Start of Records for processing

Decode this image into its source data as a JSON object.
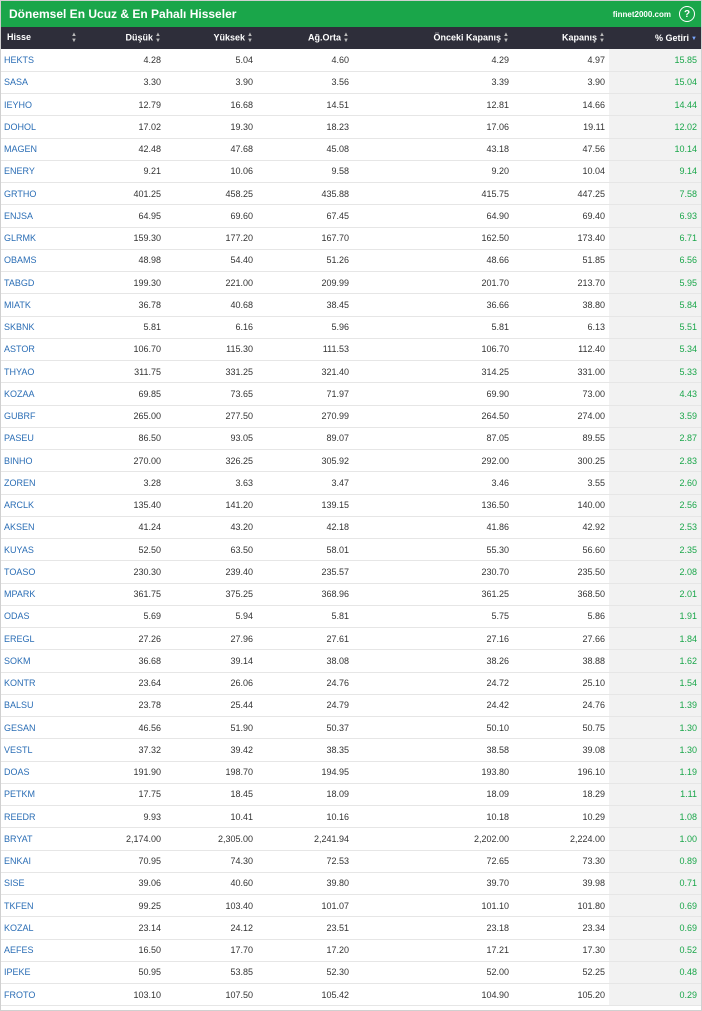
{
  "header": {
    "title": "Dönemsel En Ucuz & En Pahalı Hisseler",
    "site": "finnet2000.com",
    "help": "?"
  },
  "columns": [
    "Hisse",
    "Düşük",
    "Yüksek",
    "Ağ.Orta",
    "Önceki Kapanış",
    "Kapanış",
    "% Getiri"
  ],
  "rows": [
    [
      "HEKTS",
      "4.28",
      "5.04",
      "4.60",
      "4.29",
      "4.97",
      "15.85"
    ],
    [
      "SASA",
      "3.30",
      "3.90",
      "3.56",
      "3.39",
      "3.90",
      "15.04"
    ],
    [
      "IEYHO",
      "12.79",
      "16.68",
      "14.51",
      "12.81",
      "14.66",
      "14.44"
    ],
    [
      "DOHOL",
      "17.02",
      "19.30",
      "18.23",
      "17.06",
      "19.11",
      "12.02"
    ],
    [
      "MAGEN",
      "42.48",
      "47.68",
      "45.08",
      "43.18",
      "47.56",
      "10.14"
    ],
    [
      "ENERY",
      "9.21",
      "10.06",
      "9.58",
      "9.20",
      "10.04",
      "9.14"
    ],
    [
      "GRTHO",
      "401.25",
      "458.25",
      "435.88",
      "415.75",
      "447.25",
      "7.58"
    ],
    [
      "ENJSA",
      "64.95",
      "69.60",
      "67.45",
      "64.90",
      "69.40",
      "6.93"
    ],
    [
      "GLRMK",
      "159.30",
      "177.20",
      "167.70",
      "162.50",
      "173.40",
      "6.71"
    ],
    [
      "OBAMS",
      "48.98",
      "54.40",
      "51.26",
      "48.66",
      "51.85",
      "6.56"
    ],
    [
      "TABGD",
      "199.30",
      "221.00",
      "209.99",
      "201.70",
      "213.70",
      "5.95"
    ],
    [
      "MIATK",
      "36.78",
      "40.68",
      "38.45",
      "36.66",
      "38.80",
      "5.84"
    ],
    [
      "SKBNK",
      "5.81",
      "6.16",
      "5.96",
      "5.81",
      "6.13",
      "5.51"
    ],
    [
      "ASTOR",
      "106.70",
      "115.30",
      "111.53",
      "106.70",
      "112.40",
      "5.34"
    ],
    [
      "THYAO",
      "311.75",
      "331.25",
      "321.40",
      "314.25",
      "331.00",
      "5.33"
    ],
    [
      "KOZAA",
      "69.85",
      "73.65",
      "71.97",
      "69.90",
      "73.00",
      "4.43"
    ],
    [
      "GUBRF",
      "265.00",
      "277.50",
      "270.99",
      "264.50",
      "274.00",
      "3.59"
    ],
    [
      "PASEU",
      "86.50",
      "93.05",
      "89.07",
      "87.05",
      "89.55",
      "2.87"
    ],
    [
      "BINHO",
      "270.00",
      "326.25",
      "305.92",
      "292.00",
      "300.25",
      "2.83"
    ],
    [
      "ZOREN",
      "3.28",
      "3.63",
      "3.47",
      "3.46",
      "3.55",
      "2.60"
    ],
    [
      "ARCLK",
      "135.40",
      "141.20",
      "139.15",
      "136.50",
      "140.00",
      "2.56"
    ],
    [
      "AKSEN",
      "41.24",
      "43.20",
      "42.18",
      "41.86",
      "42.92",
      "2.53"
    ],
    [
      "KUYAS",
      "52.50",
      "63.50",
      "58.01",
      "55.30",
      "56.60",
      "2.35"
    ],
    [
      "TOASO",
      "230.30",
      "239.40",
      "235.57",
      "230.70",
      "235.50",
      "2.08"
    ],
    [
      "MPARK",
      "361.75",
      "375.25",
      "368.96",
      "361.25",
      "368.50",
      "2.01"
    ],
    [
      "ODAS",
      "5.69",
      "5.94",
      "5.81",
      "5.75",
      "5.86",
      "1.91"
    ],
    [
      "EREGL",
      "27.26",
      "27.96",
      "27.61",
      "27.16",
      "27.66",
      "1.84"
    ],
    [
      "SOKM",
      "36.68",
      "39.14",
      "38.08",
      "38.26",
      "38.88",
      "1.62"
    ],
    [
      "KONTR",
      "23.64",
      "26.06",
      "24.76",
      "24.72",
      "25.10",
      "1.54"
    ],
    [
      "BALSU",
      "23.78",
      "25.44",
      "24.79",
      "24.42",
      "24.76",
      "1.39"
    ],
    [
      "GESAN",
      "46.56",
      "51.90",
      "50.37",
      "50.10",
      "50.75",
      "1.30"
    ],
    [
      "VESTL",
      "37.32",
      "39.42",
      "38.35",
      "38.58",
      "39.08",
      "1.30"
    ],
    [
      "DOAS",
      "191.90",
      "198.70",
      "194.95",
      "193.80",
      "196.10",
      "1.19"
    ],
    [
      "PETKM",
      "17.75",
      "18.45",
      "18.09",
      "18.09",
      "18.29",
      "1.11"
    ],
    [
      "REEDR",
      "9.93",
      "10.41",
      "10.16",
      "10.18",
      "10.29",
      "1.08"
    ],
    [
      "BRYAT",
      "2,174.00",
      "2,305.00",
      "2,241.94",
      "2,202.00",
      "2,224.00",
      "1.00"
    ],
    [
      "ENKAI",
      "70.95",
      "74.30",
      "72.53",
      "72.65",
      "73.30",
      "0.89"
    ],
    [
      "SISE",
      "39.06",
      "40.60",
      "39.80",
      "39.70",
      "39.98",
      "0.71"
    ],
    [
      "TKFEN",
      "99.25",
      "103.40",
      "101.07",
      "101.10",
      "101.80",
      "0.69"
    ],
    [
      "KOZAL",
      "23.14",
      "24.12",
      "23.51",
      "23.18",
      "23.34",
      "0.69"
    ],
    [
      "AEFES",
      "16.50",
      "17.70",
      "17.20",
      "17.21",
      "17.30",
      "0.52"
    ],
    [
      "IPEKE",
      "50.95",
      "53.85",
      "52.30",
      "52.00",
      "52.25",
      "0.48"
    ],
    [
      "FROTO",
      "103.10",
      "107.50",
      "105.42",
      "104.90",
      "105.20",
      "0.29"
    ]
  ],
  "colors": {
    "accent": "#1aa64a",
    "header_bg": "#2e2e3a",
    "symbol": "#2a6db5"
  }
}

End of Records for processing

--- Short problem ---
Print every entry above again without changing a word, and omit the pictures.

--- Correct output ---
Decode this image into its source data as a JSON object.
{
  "header": {
    "title": "Dönemsel En Ucuz & En Pahalı Hisseler",
    "site": "finnet2000.com",
    "help": "?"
  },
  "columns": [
    "Hisse",
    "Düşük",
    "Yüksek",
    "Ağ.Orta",
    "Önceki Kapanış",
    "Kapanış",
    "% Getiri"
  ],
  "rows": [
    [
      "HEKTS",
      "4.28",
      "5.04",
      "4.60",
      "4.29",
      "4.97",
      "15.85"
    ],
    [
      "SASA",
      "3.30",
      "3.90",
      "3.56",
      "3.39",
      "3.90",
      "15.04"
    ],
    [
      "IEYHO",
      "12.79",
      "16.68",
      "14.51",
      "12.81",
      "14.66",
      "14.44"
    ],
    [
      "DOHOL",
      "17.02",
      "19.30",
      "18.23",
      "17.06",
      "19.11",
      "12.02"
    ],
    [
      "MAGEN",
      "42.48",
      "47.68",
      "45.08",
      "43.18",
      "47.56",
      "10.14"
    ],
    [
      "ENERY",
      "9.21",
      "10.06",
      "9.58",
      "9.20",
      "10.04",
      "9.14"
    ],
    [
      "GRTHO",
      "401.25",
      "458.25",
      "435.88",
      "415.75",
      "447.25",
      "7.58"
    ],
    [
      "ENJSA",
      "64.95",
      "69.60",
      "67.45",
      "64.90",
      "69.40",
      "6.93"
    ],
    [
      "GLRMK",
      "159.30",
      "177.20",
      "167.70",
      "162.50",
      "173.40",
      "6.71"
    ],
    [
      "OBAMS",
      "48.98",
      "54.40",
      "51.26",
      "48.66",
      "51.85",
      "6.56"
    ],
    [
      "TABGD",
      "199.30",
      "221.00",
      "209.99",
      "201.70",
      "213.70",
      "5.95"
    ],
    [
      "MIATK",
      "36.78",
      "40.68",
      "38.45",
      "36.66",
      "38.80",
      "5.84"
    ],
    [
      "SKBNK",
      "5.81",
      "6.16",
      "5.96",
      "5.81",
      "6.13",
      "5.51"
    ],
    [
      "ASTOR",
      "106.70",
      "115.30",
      "111.53",
      "106.70",
      "112.40",
      "5.34"
    ],
    [
      "THYAO",
      "311.75",
      "331.25",
      "321.40",
      "314.25",
      "331.00",
      "5.33"
    ],
    [
      "KOZAA",
      "69.85",
      "73.65",
      "71.97",
      "69.90",
      "73.00",
      "4.43"
    ],
    [
      "GUBRF",
      "265.00",
      "277.50",
      "270.99",
      "264.50",
      "274.00",
      "3.59"
    ],
    [
      "PASEU",
      "86.50",
      "93.05",
      "89.07",
      "87.05",
      "89.55",
      "2.87"
    ],
    [
      "BINHO",
      "270.00",
      "326.25",
      "305.92",
      "292.00",
      "300.25",
      "2.83"
    ],
    [
      "ZOREN",
      "3.28",
      "3.63",
      "3.47",
      "3.46",
      "3.55",
      "2.60"
    ],
    [
      "ARCLK",
      "135.40",
      "141.20",
      "139.15",
      "136.50",
      "140.00",
      "2.56"
    ],
    [
      "AKSEN",
      "41.24",
      "43.20",
      "42.18",
      "41.86",
      "42.92",
      "2.53"
    ],
    [
      "KUYAS",
      "52.50",
      "63.50",
      "58.01",
      "55.30",
      "56.60",
      "2.35"
    ],
    [
      "TOASO",
      "230.30",
      "239.40",
      "235.57",
      "230.70",
      "235.50",
      "2.08"
    ],
    [
      "MPARK",
      "361.75",
      "375.25",
      "368.96",
      "361.25",
      "368.50",
      "2.01"
    ],
    [
      "ODAS",
      "5.69",
      "5.94",
      "5.81",
      "5.75",
      "5.86",
      "1.91"
    ],
    [
      "EREGL",
      "27.26",
      "27.96",
      "27.61",
      "27.16",
      "27.66",
      "1.84"
    ],
    [
      "SOKM",
      "36.68",
      "39.14",
      "38.08",
      "38.26",
      "38.88",
      "1.62"
    ],
    [
      "KONTR",
      "23.64",
      "26.06",
      "24.76",
      "24.72",
      "25.10",
      "1.54"
    ],
    [
      "BALSU",
      "23.78",
      "25.44",
      "24.79",
      "24.42",
      "24.76",
      "1.39"
    ],
    [
      "GESAN",
      "46.56",
      "51.90",
      "50.37",
      "50.10",
      "50.75",
      "1.30"
    ],
    [
      "VESTL",
      "37.32",
      "39.42",
      "38.35",
      "38.58",
      "39.08",
      "1.30"
    ],
    [
      "DOAS",
      "191.90",
      "198.70",
      "194.95",
      "193.80",
      "196.10",
      "1.19"
    ],
    [
      "PETKM",
      "17.75",
      "18.45",
      "18.09",
      "18.09",
      "18.29",
      "1.11"
    ],
    [
      "REEDR",
      "9.93",
      "10.41",
      "10.16",
      "10.18",
      "10.29",
      "1.08"
    ],
    [
      "BRYAT",
      "2,174.00",
      "2,305.00",
      "2,241.94",
      "2,202.00",
      "2,224.00",
      "1.00"
    ],
    [
      "ENKAI",
      "70.95",
      "74.30",
      "72.53",
      "72.65",
      "73.30",
      "0.89"
    ],
    [
      "SISE",
      "39.06",
      "40.60",
      "39.80",
      "39.70",
      "39.98",
      "0.71"
    ],
    [
      "TKFEN",
      "99.25",
      "103.40",
      "101.07",
      "101.10",
      "101.80",
      "0.69"
    ],
    [
      "KOZAL",
      "23.14",
      "24.12",
      "23.51",
      "23.18",
      "23.34",
      "0.69"
    ],
    [
      "AEFES",
      "16.50",
      "17.70",
      "17.20",
      "17.21",
      "17.30",
      "0.52"
    ],
    [
      "IPEKE",
      "50.95",
      "53.85",
      "52.30",
      "52.00",
      "52.25",
      "0.48"
    ],
    [
      "FROTO",
      "103.10",
      "107.50",
      "105.42",
      "104.90",
      "105.20",
      "0.29"
    ]
  ],
  "colors": {
    "accent": "#1aa64a",
    "header_bg": "#2e2e3a",
    "symbol": "#2a6db5"
  }
}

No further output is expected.